- [THE PROBLEM] Every line below should be repeated exactly.

══ EXTRACTED MATERIAL ══

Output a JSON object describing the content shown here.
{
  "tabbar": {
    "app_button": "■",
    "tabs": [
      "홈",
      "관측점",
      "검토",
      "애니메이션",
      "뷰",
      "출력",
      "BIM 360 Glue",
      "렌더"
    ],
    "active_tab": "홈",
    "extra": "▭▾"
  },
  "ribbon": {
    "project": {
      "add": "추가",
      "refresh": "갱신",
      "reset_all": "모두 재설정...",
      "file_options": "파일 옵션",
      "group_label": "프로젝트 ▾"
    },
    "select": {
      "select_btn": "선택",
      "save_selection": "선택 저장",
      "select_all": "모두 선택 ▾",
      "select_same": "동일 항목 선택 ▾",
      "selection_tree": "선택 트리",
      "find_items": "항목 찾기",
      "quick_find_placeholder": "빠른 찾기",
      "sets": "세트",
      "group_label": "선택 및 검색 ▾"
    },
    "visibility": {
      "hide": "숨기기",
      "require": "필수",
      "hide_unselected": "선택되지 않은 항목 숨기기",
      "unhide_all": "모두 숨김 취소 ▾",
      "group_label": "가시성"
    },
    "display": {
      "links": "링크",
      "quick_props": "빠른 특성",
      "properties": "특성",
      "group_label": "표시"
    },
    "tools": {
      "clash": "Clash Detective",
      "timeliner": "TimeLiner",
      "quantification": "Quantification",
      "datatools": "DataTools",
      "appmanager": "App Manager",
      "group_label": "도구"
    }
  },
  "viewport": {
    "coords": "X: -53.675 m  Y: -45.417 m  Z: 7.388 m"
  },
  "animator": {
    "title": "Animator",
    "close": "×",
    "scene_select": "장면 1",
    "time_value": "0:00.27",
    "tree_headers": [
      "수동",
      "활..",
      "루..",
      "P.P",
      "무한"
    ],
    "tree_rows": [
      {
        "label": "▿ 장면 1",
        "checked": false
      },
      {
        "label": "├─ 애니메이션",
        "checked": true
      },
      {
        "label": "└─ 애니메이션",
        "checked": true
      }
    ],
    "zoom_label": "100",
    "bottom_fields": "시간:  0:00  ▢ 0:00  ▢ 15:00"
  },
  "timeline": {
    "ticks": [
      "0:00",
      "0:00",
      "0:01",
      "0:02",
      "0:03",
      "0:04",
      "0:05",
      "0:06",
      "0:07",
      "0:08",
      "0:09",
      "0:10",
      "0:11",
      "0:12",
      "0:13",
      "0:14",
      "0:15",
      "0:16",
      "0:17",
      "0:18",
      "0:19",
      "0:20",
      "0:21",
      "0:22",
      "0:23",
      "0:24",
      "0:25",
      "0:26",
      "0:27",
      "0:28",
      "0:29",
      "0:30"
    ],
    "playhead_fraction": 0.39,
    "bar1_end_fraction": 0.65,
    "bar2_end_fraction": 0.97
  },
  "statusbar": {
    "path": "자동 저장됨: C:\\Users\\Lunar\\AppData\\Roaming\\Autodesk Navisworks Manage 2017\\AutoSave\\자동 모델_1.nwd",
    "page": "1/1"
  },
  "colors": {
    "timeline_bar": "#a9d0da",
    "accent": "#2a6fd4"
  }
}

═══

- [EXERCISE RESPONSE]
Output a JSON object describing the content shown here.
{
  "tabbar": {
    "app_button": "■",
    "tabs": [
      "홈",
      "관측점",
      "검토",
      "애니메이션",
      "뷰",
      "출력",
      "BIM 360 Glue",
      "렌더"
    ],
    "active_tab": "홈",
    "extra": "▭▾"
  },
  "ribbon": {
    "project": {
      "add": "추가",
      "refresh": "갱신",
      "reset_all": "모두 재설정...",
      "file_options": "파일 옵션",
      "group_label": "프로젝트 ▾"
    },
    "select": {
      "select_btn": "선택",
      "save_selection": "선택 저장",
      "select_all": "모두 선택 ▾",
      "select_same": "동일 항목 선택 ▾",
      "selection_tree": "선택 트리",
      "find_items": "항목 찾기",
      "quick_find_placeholder": "빠른 찾기",
      "sets": "세트",
      "group_label": "선택 및 검색 ▾"
    },
    "visibility": {
      "hide": "숨기기",
      "require": "필수",
      "hide_unselected": "선택되지 않은 항목 숨기기",
      "unhide_all": "모두 숨김 취소 ▾",
      "group_label": "가시성"
    },
    "display": {
      "links": "링크",
      "quick_props": "빠른 특성",
      "properties": "특성",
      "group_label": "표시"
    },
    "tools": {
      "clash": "Clash Detective",
      "timeliner": "TimeLiner",
      "quantification": "Quantification",
      "datatools": "DataTools",
      "appmanager": "App Manager",
      "group_label": "도구"
    }
  },
  "viewport": {
    "coords": "X: -53.675 m  Y: -45.417 m  Z: 7.388 m"
  },
  "animator": {
    "title": "Animator",
    "close": "×",
    "scene_select": "장면 1",
    "time_value": "0:00.27",
    "tree_headers": [
      "수동",
      "활..",
      "루..",
      "P.P",
      "무한"
    ],
    "tree_rows": [
      {
        "label": "▿ 장면 1",
        "checked": false
      },
      {
        "label": "├─ 애니메이션",
        "checked": true
      },
      {
        "label": "└─ 애니메이션",
        "checked": true
      }
    ],
    "zoom_label": "100",
    "bottom_fields": "시간:  0:00  ▢ 0:00  ▢ 15:00"
  },
  "timeline": {
    "ticks": [
      "0:00",
      "0:00",
      "0:01",
      "0:02",
      "0:03",
      "0:04",
      "0:05",
      "0:06",
      "0:07",
      "0:08",
      "0:09",
      "0:10",
      "0:11",
      "0:12",
      "0:13",
      "0:14",
      "0:15",
      "0:16",
      "0:17",
      "0:18",
      "0:19",
      "0:20",
      "0:21",
      "0:22",
      "0:23",
      "0:24",
      "0:25",
      "0:26",
      "0:27",
      "0:28",
      "0:29",
      "0:30"
    ],
    "playhead_fraction": 0.39,
    "bar1_end_fraction": 0.65,
    "bar2_end_fraction": 0.97
  },
  "statusbar": {
    "path": "자동 저장됨: C:\\Users\\Lunar\\AppData\\Roaming\\Autodesk Navisworks Manage 2017\\AutoSave\\자동 모델_1.nwd",
    "page": "1/1"
  },
  "colors": {
    "timeline_bar": "#a9d0da",
    "accent": "#2a6fd4"
  }
}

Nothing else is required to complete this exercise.